## THE REQUEST
Where a line contains the word "name", copy that line.

## PROVIDED INFORMATION
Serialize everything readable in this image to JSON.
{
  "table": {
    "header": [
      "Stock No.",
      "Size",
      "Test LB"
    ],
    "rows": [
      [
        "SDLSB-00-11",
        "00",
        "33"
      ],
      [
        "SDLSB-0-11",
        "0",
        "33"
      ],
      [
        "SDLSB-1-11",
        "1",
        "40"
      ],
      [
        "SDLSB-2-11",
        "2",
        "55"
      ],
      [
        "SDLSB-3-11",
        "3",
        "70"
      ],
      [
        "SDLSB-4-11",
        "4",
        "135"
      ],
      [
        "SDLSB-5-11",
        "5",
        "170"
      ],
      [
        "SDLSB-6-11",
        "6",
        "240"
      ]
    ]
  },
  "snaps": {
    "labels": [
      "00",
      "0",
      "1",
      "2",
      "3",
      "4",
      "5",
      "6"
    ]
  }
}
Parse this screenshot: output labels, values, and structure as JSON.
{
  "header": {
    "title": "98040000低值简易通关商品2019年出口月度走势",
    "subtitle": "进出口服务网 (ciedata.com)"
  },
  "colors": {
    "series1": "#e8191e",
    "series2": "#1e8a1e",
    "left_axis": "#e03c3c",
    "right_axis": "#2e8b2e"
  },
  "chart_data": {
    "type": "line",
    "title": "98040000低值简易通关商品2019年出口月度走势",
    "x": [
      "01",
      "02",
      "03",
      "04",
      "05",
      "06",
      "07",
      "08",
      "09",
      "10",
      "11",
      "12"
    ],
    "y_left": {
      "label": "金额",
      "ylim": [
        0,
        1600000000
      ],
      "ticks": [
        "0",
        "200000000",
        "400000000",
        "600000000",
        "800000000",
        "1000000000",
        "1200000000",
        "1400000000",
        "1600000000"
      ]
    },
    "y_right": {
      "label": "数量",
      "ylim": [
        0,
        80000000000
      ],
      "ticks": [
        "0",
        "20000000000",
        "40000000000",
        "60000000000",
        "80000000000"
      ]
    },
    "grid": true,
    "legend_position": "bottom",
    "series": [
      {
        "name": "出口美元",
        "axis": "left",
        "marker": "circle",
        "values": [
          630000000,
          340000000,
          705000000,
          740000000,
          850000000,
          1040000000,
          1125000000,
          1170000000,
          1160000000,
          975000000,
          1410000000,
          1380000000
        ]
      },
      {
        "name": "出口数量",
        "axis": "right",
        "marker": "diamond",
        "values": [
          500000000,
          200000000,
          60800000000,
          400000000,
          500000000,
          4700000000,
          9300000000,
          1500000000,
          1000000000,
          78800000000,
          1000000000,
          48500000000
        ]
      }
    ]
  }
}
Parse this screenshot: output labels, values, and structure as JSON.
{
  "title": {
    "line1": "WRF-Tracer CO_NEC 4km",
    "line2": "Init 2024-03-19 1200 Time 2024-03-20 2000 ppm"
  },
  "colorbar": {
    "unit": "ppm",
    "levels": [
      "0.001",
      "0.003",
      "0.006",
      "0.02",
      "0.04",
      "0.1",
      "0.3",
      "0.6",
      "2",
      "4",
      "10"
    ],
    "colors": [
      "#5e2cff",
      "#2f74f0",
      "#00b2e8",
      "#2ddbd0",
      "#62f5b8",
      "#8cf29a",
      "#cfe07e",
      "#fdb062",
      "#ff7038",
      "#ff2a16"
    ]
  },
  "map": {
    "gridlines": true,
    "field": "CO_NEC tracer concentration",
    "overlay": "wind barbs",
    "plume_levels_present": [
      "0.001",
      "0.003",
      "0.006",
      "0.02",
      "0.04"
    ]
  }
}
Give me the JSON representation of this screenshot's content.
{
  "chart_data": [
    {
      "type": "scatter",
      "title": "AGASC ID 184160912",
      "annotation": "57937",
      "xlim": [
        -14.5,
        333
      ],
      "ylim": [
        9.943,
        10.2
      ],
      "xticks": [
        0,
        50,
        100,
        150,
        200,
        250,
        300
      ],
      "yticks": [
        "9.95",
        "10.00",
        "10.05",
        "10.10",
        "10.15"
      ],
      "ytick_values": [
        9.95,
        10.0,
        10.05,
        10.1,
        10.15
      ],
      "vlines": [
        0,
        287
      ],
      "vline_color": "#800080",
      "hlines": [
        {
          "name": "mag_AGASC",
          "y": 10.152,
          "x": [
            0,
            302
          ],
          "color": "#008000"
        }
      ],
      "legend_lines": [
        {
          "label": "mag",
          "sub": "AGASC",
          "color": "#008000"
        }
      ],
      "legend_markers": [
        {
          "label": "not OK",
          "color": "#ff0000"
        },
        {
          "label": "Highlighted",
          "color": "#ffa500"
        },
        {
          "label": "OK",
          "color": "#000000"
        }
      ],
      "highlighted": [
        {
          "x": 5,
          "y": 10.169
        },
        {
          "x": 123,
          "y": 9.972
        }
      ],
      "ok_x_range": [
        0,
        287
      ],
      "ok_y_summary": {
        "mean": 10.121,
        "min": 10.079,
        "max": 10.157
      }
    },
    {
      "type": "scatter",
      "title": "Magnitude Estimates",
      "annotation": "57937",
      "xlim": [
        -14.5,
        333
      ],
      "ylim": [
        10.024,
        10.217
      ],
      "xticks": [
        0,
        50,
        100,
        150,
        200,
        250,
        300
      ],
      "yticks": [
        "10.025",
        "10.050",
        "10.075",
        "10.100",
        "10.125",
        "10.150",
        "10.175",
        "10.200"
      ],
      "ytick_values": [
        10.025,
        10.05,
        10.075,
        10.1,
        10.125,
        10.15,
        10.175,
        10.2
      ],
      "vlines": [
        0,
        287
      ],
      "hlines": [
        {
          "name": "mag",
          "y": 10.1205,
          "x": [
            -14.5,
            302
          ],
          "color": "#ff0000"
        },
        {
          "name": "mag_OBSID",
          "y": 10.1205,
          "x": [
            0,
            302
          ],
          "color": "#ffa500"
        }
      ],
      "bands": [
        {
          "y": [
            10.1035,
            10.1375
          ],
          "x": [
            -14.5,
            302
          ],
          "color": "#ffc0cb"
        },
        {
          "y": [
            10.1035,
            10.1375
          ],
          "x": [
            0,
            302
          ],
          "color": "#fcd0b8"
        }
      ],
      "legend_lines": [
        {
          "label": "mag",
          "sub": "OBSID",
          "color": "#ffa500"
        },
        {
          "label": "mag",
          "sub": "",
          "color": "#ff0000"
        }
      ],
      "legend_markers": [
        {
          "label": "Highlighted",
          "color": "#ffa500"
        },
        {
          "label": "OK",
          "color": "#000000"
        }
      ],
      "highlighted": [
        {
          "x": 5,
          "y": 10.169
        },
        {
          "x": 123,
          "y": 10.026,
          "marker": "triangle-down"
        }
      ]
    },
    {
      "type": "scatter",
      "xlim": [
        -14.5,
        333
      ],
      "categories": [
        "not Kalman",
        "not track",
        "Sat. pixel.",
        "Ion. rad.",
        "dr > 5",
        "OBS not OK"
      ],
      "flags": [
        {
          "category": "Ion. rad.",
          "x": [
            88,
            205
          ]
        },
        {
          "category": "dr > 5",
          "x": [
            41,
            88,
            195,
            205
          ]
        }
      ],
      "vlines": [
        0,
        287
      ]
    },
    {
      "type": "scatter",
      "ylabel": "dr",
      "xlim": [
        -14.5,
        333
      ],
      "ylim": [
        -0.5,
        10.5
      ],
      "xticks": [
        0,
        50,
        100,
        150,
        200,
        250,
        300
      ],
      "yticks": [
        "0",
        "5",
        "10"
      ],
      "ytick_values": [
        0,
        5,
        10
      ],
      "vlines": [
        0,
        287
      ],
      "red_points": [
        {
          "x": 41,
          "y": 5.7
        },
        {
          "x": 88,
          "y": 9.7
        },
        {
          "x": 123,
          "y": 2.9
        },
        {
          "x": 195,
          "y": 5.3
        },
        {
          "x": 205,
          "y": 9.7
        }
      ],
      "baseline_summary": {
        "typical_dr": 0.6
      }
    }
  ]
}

## EXPECTED OUTPUT
        "name": "出口美元",
        "name": "出口数量",
          "name": "mag_AGASC",
          "name": "mag",
          "name": "mag_OBSID",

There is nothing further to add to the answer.